- _Goal_
Reproduce only the material from the line containing "- code-token: function: [58, 136, 128, 153]" through the line containing "- line-number: 145: [8, 44, 34, 60]", with "line-number" renamed to "gutter-number" and everything else kept the same.

- _Stored rows_

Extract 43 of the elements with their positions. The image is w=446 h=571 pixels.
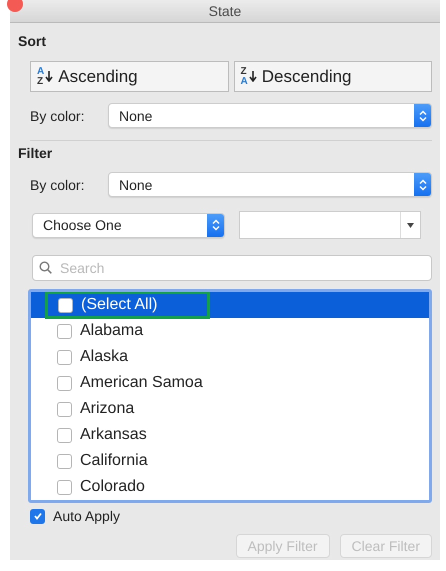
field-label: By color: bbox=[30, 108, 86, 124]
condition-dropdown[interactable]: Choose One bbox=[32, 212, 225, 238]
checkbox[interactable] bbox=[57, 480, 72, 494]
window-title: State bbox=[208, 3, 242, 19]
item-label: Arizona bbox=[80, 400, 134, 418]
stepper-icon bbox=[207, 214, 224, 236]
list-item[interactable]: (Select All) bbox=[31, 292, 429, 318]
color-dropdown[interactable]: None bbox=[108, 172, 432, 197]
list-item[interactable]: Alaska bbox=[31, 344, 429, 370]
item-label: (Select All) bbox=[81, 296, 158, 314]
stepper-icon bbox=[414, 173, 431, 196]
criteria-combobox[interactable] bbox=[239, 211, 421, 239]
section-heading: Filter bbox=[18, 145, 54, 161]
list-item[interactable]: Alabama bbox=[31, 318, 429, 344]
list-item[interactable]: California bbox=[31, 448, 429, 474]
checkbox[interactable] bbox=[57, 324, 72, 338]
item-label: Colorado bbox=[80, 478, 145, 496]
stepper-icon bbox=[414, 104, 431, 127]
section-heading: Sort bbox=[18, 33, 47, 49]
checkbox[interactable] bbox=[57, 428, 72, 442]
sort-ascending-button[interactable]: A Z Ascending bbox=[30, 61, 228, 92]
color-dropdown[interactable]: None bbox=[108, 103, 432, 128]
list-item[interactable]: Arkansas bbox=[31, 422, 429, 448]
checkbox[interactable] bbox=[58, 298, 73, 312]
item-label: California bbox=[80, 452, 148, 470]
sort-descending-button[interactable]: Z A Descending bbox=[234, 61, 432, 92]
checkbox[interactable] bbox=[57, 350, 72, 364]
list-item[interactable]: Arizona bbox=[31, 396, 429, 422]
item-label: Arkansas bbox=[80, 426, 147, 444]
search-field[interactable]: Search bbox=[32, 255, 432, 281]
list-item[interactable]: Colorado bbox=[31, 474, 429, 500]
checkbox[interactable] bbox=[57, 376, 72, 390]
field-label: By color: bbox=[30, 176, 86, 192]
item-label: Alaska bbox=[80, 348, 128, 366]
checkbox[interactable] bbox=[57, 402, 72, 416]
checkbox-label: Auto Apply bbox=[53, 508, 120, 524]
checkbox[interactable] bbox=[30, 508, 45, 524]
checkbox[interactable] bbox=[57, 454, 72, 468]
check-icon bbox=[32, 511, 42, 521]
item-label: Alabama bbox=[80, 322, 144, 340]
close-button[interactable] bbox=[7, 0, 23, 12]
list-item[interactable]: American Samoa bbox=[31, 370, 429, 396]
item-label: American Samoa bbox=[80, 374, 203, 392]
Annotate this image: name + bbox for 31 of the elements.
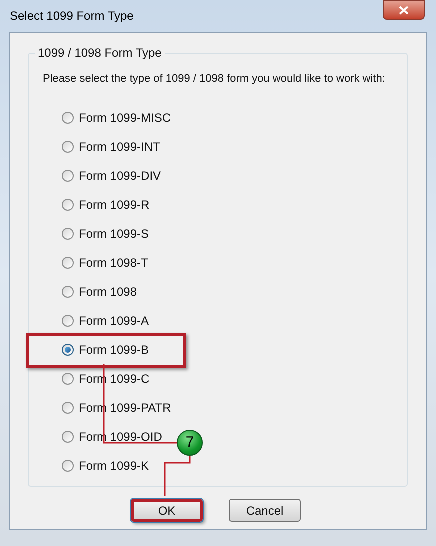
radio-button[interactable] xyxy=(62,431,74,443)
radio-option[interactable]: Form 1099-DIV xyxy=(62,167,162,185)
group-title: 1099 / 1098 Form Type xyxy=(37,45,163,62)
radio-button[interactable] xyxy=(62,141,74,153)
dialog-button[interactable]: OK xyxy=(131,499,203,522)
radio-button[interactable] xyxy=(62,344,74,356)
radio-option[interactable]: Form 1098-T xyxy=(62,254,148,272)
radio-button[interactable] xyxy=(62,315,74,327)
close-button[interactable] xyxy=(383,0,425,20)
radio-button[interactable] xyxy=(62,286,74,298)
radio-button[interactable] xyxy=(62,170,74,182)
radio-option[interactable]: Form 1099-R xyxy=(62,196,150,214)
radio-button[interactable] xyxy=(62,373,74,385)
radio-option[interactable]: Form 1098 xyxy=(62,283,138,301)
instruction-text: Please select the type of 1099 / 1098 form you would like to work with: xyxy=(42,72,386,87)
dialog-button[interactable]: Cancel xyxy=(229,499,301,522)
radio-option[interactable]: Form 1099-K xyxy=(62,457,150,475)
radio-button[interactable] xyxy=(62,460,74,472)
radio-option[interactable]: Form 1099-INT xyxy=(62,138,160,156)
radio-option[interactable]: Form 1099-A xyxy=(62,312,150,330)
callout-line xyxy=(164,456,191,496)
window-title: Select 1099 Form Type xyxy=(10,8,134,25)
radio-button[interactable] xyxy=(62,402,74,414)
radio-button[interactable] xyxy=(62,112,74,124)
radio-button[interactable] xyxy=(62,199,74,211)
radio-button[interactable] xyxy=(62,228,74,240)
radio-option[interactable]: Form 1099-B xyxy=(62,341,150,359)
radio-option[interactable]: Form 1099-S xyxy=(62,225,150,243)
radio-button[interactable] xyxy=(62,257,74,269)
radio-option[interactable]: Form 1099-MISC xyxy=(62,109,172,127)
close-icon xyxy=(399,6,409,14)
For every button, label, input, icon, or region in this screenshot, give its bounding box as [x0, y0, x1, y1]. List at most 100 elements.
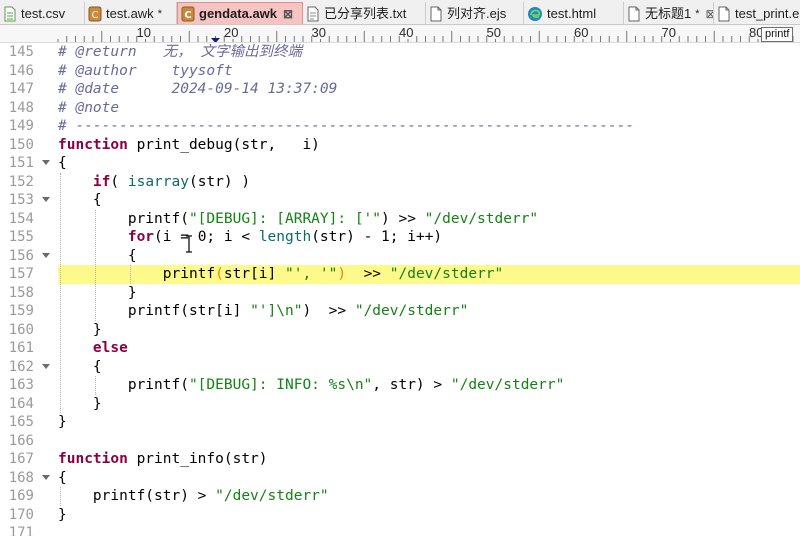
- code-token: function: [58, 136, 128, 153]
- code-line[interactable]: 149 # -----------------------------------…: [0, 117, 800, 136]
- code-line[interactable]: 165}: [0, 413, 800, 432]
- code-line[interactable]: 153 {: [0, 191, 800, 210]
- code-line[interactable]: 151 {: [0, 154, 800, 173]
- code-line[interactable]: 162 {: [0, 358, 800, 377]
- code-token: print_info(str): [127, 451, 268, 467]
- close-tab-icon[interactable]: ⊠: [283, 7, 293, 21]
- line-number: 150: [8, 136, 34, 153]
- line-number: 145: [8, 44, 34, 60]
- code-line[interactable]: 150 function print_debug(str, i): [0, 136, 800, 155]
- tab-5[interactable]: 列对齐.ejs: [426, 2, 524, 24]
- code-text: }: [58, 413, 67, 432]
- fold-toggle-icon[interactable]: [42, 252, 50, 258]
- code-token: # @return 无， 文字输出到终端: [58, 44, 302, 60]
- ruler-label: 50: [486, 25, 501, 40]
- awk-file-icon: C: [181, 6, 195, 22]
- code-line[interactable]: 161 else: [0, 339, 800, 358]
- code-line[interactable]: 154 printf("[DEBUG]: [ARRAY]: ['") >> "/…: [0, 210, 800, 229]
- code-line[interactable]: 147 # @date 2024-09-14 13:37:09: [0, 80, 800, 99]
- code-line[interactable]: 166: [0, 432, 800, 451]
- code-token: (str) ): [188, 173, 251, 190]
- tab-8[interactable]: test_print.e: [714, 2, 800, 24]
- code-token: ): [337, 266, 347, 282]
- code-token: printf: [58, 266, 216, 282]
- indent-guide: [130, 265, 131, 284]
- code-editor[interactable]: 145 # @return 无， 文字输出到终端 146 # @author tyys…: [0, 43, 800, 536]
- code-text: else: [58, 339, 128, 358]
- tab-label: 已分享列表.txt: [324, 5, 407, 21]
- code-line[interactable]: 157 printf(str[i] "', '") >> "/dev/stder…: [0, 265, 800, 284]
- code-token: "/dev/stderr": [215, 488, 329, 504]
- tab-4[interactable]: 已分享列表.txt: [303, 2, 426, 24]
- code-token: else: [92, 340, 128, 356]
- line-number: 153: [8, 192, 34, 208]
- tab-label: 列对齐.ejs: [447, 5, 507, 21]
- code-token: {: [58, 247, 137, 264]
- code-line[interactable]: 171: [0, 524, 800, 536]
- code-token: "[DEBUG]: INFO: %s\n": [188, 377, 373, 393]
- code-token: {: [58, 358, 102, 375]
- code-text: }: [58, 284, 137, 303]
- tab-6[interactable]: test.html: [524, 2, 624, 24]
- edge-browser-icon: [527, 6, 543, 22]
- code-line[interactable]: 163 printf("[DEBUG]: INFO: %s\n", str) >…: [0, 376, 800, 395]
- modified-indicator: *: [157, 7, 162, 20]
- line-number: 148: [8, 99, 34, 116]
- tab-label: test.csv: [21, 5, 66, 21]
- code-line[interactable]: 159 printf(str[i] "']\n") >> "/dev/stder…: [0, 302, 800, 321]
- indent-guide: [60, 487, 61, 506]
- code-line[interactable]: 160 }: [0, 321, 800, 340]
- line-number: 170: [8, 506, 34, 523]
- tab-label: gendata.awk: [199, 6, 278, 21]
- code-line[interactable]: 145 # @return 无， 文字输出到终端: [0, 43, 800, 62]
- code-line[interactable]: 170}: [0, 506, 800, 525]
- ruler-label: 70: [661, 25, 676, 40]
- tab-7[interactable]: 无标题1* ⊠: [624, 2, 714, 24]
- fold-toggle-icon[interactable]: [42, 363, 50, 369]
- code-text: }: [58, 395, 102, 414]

- _Written reply_
- code-token: function: [58, 136, 128, 153]
- code-line[interactable]: 149 # -----------------------------------…: [0, 117, 800, 136]
- code-line[interactable]: 165}: [0, 413, 800, 432]
- code-line[interactable]: 153 {: [0, 191, 800, 210]
- code-line[interactable]: 151 {: [0, 154, 800, 173]
- code-line[interactable]: 162 {: [0, 358, 800, 377]
- code-token: print_info(str): [127, 451, 268, 467]
- close-tab-icon[interactable]: ⊠: [283, 7, 293, 21]
- gutter-number: 150: [8, 136, 34, 153]
- gutter-number: 145: [8, 44, 34, 60]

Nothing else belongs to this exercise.